- LISTED RECORDS -
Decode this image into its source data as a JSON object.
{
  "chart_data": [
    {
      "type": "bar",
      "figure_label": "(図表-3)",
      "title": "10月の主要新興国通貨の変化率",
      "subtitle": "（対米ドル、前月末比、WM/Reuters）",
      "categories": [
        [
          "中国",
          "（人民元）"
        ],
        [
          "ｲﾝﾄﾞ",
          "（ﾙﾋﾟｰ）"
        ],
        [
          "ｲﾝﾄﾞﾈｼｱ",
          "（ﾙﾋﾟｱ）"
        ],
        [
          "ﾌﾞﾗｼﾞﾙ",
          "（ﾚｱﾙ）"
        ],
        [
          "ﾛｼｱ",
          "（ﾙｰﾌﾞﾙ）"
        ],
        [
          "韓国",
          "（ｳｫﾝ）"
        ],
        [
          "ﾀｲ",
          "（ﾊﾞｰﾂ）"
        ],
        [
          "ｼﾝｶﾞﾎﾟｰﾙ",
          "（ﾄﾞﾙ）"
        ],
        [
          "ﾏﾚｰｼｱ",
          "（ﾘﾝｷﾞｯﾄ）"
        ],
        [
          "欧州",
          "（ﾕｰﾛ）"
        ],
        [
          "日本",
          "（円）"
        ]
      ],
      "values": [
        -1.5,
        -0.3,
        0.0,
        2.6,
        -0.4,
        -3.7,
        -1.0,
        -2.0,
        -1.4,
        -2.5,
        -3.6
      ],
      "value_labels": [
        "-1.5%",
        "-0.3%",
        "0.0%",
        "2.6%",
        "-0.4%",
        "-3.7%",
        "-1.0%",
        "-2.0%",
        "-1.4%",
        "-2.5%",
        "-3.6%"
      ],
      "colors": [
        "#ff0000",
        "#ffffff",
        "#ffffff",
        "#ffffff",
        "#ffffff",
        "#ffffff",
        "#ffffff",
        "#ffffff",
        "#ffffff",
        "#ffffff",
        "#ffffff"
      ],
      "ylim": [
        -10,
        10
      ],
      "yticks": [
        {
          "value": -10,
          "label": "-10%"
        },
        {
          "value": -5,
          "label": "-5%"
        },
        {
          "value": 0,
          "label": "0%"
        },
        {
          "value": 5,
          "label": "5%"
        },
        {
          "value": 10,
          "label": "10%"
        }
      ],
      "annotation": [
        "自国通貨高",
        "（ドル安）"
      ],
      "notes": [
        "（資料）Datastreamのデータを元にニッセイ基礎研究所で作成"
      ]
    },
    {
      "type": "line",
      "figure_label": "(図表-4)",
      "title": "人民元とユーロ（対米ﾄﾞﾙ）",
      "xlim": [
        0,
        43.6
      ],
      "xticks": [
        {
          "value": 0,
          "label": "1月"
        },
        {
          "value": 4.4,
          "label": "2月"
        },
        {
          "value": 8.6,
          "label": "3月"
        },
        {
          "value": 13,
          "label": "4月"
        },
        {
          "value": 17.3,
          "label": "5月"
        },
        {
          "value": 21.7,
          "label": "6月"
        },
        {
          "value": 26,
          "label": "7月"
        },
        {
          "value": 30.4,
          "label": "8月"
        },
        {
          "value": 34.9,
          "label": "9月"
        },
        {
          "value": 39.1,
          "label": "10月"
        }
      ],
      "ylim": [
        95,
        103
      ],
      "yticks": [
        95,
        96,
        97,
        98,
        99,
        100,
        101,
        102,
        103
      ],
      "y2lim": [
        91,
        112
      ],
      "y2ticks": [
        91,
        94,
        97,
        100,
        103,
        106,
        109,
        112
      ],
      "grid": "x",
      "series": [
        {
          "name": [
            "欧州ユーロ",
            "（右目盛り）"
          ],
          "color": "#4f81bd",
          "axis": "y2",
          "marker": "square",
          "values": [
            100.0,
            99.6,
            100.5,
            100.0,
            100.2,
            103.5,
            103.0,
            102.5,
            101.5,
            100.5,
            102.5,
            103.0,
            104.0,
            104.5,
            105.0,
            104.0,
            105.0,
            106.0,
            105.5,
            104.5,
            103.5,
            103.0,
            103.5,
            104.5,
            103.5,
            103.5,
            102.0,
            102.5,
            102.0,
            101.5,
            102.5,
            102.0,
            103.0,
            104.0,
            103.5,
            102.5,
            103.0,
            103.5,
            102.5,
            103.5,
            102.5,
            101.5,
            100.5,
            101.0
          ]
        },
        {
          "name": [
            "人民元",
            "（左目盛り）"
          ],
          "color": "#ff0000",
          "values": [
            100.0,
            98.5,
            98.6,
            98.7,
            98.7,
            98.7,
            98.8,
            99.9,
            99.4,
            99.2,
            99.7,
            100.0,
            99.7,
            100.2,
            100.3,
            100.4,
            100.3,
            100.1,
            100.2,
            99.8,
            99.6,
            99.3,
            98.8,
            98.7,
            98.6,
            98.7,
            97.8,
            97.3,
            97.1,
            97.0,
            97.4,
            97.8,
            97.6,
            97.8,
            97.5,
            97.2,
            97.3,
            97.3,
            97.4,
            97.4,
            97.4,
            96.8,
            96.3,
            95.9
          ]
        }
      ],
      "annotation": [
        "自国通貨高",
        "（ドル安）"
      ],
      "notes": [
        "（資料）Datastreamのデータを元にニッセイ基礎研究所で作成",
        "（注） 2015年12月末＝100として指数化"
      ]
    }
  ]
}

- EXERCISE AIM -
Return all of the entries exactly as written.

- FULL SOLUTION -
Decode this image into its source data as a JSON object.
{
  "chart_data": [
    {
      "type": "bar",
      "figure_label": "(図表-3)",
      "title": "10月の主要新興国通貨の変化率",
      "subtitle": "（対米ドル、前月末比、WM/Reuters）",
      "categories": [
        [
          "中国",
          "（人民元）"
        ],
        [
          "ｲﾝﾄﾞ",
          "（ﾙﾋﾟｰ）"
        ],
        [
          "ｲﾝﾄﾞﾈｼｱ",
          "（ﾙﾋﾟｱ）"
        ],
        [
          "ﾌﾞﾗｼﾞﾙ",
          "（ﾚｱﾙ）"
        ],
        [
          "ﾛｼｱ",
          "（ﾙｰﾌﾞﾙ）"
        ],
        [
          "韓国",
          "（ｳｫﾝ）"
        ],
        [
          "ﾀｲ",
          "（ﾊﾞｰﾂ）"
        ],
        [
          "ｼﾝｶﾞﾎﾟｰﾙ",
          "（ﾄﾞﾙ）"
        ],
        [
          "ﾏﾚｰｼｱ",
          "（ﾘﾝｷﾞｯﾄ）"
        ],
        [
          "欧州",
          "（ﾕｰﾛ）"
        ],
        [
          "日本",
          "（円）"
        ]
      ],
      "values": [
        -1.5,
        -0.3,
        0.0,
        2.6,
        -0.4,
        -3.7,
        -1.0,
        -2.0,
        -1.4,
        -2.5,
        -3.6
      ],
      "value_labels": [
        "-1.5%",
        "-0.3%",
        "0.0%",
        "2.6%",
        "-0.4%",
        "-3.7%",
        "-1.0%",
        "-2.0%",
        "-1.4%",
        "-2.5%",
        "-3.6%"
      ],
      "colors": [
        "#ff0000",
        "#ffffff",
        "#ffffff",
        "#ffffff",
        "#ffffff",
        "#ffffff",
        "#ffffff",
        "#ffffff",
        "#ffffff",
        "#ffffff",
        "#ffffff"
      ],
      "ylim": [
        -10,
        10
      ],
      "yticks": [
        {
          "value": -10,
          "label": "-10%"
        },
        {
          "value": -5,
          "label": "-5%"
        },
        {
          "value": 0,
          "label": "0%"
        },
        {
          "value": 5,
          "label": "5%"
        },
        {
          "value": 10,
          "label": "10%"
        }
      ],
      "annotation": [
        "自国通貨高",
        "（ドル安）"
      ],
      "notes": [
        "（資料）Datastreamのデータを元にニッセイ基礎研究所で作成"
      ]
    },
    {
      "type": "line",
      "figure_label": "(図表-4)",
      "title": "人民元とユーロ（対米ﾄﾞﾙ）",
      "xlim": [
        0,
        43.6
      ],
      "xticks": [
        {
          "value": 0,
          "label": "1月"
        },
        {
          "value": 4.4,
          "label": "2月"
        },
        {
          "value": 8.6,
          "label": "3月"
        },
        {
          "value": 13,
          "label": "4月"
        },
        {
          "value": 17.3,
          "label": "5月"
        },
        {
          "value": 21.7,
          "label": "6月"
        },
        {
          "value": 26,
          "label": "7月"
        },
        {
          "value": 30.4,
          "label": "8月"
        },
        {
          "value": 34.9,
          "label": "9月"
        },
        {
          "value": 39.1,
          "label": "10月"
        }
      ],
      "ylim": [
        95,
        103
      ],
      "yticks": [
        95,
        96,
        97,
        98,
        99,
        100,
        101,
        102,
        103
      ],
      "y2lim": [
        91,
        112
      ],
      "y2ticks": [
        91,
        94,
        97,
        100,
        103,
        106,
        109,
        112
      ],
      "grid": "x",
      "series": [
        {
          "name": [
            "欧州ユーロ",
            "（右目盛り）"
          ],
          "color": "#4f81bd",
          "axis": "y2",
          "marker": "square",
          "values": [
            100.0,
            99.6,
            100.5,
            100.0,
            100.2,
            103.5,
            103.0,
            102.5,
            101.5,
            100.5,
            102.5,
            103.0,
            104.0,
            104.5,
            105.0,
            104.0,
            105.0,
            106.0,
            105.5,
            104.5,
            103.5,
            103.0,
            103.5,
            104.5,
            103.5,
            103.5,
            102.0,
            102.5,
            102.0,
            101.5,
            102.5,
            102.0,
            103.0,
            104.0,
            103.5,
            102.5,
            103.0,
            103.5,
            102.5,
            103.5,
            102.5,
            101.5,
            100.5,
            101.0
          ]
        },
        {
          "name": [
            "人民元",
            "（左目盛り）"
          ],
          "color": "#ff0000",
          "values": [
            100.0,
            98.5,
            98.6,
            98.7,
            98.7,
            98.7,
            98.8,
            99.9,
            99.4,
            99.2,
            99.7,
            100.0,
            99.7,
            100.2,
            100.3,
            100.4,
            100.3,
            100.1,
            100.2,
            99.8,
            99.6,
            99.3,
            98.8,
            98.7,
            98.6,
            98.7,
            97.8,
            97.3,
            97.1,
            97.0,
            97.4,
            97.8,
            97.6,
            97.8,
            97.5,
            97.2,
            97.3,
            97.3,
            97.4,
            97.4,
            97.4,
            96.8,
            96.3,
            95.9
          ]
        }
      ],
      "annotation": [
        "自国通貨高",
        "（ドル安）"
      ],
      "notes": [
        "（資料）Datastreamのデータを元にニッセイ基礎研究所で作成",
        "（注） 2015年12月末＝100として指数化"
      ]
    }
  ]
}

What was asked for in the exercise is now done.